→ PROBLEM STATEMENT
The records below are to be repeated in full, exactly as they are.
***** PROVIDED RECORDS *****
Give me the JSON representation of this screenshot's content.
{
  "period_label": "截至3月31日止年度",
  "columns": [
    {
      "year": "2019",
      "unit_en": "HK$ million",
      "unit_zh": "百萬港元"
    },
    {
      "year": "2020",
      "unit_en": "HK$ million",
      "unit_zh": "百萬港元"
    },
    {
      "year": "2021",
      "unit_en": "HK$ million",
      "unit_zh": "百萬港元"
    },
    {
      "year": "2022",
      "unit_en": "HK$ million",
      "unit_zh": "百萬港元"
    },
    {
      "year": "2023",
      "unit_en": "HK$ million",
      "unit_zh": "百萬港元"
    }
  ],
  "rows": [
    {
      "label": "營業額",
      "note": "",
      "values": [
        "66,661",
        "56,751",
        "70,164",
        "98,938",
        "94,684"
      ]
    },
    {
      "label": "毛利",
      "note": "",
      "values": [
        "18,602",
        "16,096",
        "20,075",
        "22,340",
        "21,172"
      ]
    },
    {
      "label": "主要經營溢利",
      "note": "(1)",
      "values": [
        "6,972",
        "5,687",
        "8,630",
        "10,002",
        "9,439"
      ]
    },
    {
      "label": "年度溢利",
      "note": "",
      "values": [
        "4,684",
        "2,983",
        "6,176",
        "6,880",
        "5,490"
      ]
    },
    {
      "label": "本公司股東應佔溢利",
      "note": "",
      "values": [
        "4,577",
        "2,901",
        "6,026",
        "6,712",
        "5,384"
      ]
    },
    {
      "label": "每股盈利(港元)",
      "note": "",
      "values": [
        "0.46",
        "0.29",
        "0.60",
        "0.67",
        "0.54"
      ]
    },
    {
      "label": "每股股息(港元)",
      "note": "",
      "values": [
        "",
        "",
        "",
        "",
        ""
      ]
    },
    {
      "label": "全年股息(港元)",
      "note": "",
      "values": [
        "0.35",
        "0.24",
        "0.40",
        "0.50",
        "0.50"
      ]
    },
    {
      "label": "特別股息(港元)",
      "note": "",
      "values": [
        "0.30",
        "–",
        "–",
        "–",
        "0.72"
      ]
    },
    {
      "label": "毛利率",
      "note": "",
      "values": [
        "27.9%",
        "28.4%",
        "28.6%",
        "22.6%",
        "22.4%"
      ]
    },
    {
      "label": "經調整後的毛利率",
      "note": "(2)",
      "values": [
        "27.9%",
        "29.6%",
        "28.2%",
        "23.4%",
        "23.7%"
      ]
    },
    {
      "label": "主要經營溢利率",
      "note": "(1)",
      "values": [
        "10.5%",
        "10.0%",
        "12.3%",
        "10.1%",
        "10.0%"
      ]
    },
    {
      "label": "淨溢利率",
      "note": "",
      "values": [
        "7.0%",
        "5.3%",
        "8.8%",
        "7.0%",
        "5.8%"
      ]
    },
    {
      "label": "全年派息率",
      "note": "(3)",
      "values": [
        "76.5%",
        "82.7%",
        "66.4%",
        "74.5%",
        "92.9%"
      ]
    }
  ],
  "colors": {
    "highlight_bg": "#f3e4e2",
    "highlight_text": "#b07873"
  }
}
*****
→ CORRECT ANSWER
Give me the JSON representation of this screenshot's content.
{
  "period_label": "截至3月31日止年度",
  "columns": [
    {
      "year": "2019",
      "unit_en": "HK$ million",
      "unit_zh": "百萬港元"
    },
    {
      "year": "2020",
      "unit_en": "HK$ million",
      "unit_zh": "百萬港元"
    },
    {
      "year": "2021",
      "unit_en": "HK$ million",
      "unit_zh": "百萬港元"
    },
    {
      "year": "2022",
      "unit_en": "HK$ million",
      "unit_zh": "百萬港元"
    },
    {
      "year": "2023",
      "unit_en": "HK$ million",
      "unit_zh": "百萬港元"
    }
  ],
  "rows": [
    {
      "label": "營業額",
      "note": "",
      "values": [
        "66,661",
        "56,751",
        "70,164",
        "98,938",
        "94,684"
      ]
    },
    {
      "label": "毛利",
      "note": "",
      "values": [
        "18,602",
        "16,096",
        "20,075",
        "22,340",
        "21,172"
      ]
    },
    {
      "label": "主要經營溢利",
      "note": "(1)",
      "values": [
        "6,972",
        "5,687",
        "8,630",
        "10,002",
        "9,439"
      ]
    },
    {
      "label": "年度溢利",
      "note": "",
      "values": [
        "4,684",
        "2,983",
        "6,176",
        "6,880",
        "5,490"
      ]
    },
    {
      "label": "本公司股東應佔溢利",
      "note": "",
      "values": [
        "4,577",
        "2,901",
        "6,026",
        "6,712",
        "5,384"
      ]
    },
    {
      "label": "每股盈利(港元)",
      "note": "",
      "values": [
        "0.46",
        "0.29",
        "0.60",
        "0.67",
        "0.54"
      ]
    },
    {
      "label": "每股股息(港元)",
      "note": "",
      "values": [
        "",
        "",
        "",
        "",
        ""
      ]
    },
    {
      "label": "全年股息(港元)",
      "note": "",
      "values": [
        "0.35",
        "0.24",
        "0.40",
        "0.50",
        "0.50"
      ]
    },
    {
      "label": "特別股息(港元)",
      "note": "",
      "values": [
        "0.30",
        "–",
        "–",
        "–",
        "0.72"
      ]
    },
    {
      "label": "毛利率",
      "note": "",
      "values": [
        "27.9%",
        "28.4%",
        "28.6%",
        "22.6%",
        "22.4%"
      ]
    },
    {
      "label": "經調整後的毛利率",
      "note": "(2)",
      "values": [
        "27.9%",
        "29.6%",
        "28.2%",
        "23.4%",
        "23.7%"
      ]
    },
    {
      "label": "主要經營溢利率",
      "note": "(1)",
      "values": [
        "10.5%",
        "10.0%",
        "12.3%",
        "10.1%",
        "10.0%"
      ]
    },
    {
      "label": "淨溢利率",
      "note": "",
      "values": [
        "7.0%",
        "5.3%",
        "8.8%",
        "7.0%",
        "5.8%"
      ]
    },
    {
      "label": "全年派息率",
      "note": "(3)",
      "values": [
        "76.5%",
        "82.7%",
        "66.4%",
        "74.5%",
        "92.9%"
      ]
    }
  ],
  "colors": {
    "highlight_bg": "#f3e4e2",
    "highlight_text": "#b07873"
  }
}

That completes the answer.